[begin Items]

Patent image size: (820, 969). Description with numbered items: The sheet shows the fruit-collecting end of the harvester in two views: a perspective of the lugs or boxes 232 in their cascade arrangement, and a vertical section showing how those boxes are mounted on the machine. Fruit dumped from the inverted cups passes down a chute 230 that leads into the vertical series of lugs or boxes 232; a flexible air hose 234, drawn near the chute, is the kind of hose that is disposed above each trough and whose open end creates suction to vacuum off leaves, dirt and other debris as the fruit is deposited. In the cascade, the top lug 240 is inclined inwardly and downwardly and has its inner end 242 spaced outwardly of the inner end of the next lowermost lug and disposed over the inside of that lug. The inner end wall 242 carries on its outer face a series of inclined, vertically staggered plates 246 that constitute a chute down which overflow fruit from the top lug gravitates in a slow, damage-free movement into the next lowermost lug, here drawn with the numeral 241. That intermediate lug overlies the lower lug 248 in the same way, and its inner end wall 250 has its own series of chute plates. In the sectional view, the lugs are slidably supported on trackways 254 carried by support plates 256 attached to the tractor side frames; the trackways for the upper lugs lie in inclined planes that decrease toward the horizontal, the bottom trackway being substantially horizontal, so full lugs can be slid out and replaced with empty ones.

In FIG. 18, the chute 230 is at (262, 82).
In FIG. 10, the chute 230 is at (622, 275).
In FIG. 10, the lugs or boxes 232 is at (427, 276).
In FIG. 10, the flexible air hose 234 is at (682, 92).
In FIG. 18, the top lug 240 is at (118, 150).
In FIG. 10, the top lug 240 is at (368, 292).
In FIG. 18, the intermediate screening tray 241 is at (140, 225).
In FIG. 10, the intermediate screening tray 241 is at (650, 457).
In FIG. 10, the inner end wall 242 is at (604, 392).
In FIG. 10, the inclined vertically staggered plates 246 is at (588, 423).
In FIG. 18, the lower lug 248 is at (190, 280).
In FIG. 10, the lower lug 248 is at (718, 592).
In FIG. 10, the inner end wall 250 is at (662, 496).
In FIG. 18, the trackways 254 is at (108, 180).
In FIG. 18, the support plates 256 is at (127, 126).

[end Items]

_Exercise details_
Count the lines in the items above that contain the word "support", matching case exactly, and reply with only the number.

_Finished task_
2